**Goal:**
Could you format the lines of the records below, starting with the line that contains "Patent image size: (816, 631)." and going on through the line that contains "The outside part 16 is at (460, 190).", as a JSON list of strings, one string per line with blank lines left out?
━━━ Provided records ━━━
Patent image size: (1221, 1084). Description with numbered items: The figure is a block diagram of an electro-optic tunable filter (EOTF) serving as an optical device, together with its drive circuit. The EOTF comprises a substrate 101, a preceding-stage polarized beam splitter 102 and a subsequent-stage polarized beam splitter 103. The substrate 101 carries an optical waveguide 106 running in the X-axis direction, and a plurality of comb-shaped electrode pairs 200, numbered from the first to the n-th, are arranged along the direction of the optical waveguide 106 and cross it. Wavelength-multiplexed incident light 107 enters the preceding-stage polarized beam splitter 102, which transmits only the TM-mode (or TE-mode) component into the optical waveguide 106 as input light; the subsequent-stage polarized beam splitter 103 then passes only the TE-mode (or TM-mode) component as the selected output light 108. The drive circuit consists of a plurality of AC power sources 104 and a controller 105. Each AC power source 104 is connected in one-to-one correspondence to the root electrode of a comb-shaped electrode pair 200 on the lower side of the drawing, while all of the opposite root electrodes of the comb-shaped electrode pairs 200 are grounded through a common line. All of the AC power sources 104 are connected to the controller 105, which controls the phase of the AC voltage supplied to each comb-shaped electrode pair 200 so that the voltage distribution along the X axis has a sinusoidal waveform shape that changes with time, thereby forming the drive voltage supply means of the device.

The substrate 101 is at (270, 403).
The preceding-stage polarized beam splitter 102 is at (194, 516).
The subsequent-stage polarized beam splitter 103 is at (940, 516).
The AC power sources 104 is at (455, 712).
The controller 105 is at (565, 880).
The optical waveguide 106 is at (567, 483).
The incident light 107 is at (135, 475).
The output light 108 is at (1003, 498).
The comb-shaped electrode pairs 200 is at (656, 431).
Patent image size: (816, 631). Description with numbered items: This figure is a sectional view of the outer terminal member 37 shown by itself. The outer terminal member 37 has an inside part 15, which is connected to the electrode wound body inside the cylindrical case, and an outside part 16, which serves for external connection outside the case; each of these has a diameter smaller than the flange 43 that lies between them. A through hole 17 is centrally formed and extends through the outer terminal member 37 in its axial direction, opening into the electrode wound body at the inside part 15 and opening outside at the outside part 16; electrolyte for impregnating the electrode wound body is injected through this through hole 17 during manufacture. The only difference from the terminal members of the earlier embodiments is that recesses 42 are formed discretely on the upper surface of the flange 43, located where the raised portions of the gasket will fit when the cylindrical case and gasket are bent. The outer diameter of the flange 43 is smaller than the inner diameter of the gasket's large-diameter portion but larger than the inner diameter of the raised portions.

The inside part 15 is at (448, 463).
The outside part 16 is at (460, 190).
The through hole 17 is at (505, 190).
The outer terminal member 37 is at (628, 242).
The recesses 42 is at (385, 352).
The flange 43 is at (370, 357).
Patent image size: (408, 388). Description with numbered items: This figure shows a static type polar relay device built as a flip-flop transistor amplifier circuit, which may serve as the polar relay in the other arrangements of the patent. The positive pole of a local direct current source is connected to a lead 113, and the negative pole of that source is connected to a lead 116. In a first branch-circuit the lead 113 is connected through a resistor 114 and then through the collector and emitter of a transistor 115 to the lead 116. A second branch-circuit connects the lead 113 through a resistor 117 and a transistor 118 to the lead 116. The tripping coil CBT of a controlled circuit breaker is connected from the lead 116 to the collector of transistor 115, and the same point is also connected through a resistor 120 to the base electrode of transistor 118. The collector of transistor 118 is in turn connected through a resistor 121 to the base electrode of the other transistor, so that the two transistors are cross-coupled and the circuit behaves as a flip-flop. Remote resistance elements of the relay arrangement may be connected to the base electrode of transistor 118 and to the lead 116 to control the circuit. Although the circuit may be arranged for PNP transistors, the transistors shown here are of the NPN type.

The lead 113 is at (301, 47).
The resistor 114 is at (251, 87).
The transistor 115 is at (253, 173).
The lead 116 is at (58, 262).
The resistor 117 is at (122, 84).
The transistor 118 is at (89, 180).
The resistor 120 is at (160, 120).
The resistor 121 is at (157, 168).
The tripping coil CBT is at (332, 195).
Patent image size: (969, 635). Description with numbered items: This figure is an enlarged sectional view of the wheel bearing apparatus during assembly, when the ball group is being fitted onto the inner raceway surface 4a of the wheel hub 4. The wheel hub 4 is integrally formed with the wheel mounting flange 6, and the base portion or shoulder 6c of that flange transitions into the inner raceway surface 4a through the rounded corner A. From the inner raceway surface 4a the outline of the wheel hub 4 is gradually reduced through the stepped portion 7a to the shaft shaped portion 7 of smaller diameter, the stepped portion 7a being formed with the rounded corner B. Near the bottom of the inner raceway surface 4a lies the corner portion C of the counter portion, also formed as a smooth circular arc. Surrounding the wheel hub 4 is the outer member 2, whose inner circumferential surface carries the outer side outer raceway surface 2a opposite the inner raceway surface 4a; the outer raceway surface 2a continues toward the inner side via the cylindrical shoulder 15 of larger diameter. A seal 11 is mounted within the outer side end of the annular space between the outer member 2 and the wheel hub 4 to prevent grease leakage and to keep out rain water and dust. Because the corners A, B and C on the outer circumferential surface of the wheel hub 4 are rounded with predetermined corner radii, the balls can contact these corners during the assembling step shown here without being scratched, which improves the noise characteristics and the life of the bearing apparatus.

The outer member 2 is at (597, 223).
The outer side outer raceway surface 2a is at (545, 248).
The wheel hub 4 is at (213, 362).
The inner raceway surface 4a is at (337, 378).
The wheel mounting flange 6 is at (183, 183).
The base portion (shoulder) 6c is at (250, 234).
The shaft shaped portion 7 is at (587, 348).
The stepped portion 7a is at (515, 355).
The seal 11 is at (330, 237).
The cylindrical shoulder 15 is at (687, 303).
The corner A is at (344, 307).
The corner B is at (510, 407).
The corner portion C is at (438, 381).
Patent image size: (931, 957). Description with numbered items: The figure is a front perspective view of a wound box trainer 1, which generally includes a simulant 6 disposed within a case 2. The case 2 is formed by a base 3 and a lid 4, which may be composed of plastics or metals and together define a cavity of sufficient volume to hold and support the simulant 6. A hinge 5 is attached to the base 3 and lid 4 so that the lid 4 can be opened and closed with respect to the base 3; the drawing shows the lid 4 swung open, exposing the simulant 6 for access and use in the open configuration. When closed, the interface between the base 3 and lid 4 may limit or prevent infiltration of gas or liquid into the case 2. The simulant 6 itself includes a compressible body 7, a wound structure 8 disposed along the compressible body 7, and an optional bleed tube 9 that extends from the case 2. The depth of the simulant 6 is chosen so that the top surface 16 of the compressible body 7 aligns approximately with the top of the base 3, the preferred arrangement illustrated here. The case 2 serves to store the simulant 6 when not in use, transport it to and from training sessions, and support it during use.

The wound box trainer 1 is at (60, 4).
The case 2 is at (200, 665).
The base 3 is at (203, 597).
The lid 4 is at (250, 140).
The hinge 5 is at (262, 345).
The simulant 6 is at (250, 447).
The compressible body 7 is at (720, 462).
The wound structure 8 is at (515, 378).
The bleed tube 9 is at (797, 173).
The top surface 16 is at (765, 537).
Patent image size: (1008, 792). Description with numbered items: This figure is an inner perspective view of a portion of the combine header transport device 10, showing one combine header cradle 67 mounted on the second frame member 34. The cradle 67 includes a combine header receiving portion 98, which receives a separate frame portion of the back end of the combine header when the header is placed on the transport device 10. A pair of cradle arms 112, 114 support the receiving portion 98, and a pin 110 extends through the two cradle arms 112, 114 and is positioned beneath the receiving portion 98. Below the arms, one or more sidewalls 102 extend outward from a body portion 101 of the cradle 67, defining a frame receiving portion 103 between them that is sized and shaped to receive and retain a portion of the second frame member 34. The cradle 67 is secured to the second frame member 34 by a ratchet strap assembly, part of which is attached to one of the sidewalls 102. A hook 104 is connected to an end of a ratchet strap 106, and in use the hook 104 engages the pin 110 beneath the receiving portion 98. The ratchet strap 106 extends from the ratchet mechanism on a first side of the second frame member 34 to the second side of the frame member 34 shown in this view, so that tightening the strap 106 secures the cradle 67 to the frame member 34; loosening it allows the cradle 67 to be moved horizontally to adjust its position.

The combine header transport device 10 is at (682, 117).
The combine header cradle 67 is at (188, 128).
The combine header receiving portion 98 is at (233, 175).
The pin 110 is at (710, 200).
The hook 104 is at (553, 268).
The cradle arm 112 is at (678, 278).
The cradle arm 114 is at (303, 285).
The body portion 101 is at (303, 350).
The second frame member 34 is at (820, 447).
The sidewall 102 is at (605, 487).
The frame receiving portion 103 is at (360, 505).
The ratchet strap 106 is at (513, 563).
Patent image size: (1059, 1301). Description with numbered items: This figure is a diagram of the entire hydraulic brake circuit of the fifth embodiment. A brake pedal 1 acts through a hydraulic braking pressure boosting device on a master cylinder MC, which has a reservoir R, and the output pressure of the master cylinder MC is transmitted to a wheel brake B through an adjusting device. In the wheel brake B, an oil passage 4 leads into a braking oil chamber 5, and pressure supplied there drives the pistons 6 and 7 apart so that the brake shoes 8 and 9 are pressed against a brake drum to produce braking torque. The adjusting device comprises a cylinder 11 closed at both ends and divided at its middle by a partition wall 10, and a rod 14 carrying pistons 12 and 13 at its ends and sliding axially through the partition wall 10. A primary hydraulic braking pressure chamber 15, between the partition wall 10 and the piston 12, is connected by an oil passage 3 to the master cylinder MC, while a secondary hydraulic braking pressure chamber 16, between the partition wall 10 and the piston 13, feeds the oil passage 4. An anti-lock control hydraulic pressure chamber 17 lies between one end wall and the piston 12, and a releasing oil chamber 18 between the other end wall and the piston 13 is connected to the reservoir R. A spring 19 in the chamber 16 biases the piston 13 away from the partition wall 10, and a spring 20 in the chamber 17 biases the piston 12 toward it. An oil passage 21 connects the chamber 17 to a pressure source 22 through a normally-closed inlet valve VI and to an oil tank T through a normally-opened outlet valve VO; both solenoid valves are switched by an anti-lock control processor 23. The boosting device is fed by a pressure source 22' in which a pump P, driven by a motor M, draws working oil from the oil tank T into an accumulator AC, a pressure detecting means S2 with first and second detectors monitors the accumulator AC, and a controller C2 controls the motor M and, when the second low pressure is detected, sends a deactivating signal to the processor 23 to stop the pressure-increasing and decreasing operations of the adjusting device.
━━━
**The result:**
[
  "Patent image size: (816, 631). Description with numbered items: This figure is a sectional view of the outer terminal member 37 shown by itself. The outer terminal member 37 has an inside part 15, which is connected to the electrode wound body inside the cylindrical case, and an outside part 16, which serves for external connection outside the case; each of these has a diameter smaller than the flange 43 that lies between them. A through hole 17 is centrally formed and extends through the outer terminal member 37 in its axial direction, opening into the electrode wound body at the inside part 15 and opening outside at the outside part 16; electrolyte for impregnating the electrode wound body is injected through this through hole 17 during manufacture. The only difference from the terminal members of the earlier embodiments is that recesses 42 are formed discretely on the upper surface of the flange 43, located where the raised portions of the gasket will fit when the cylindrical case and gasket are bent. The outer diameter of the flange 43 is smaller than the inner diameter of the gasket's large-diameter portion but larger than the inner diameter of the raised portions.",
  "The inside part 15 is at (448, 463).",
  "The outside part 16 is at (460, 190)."
]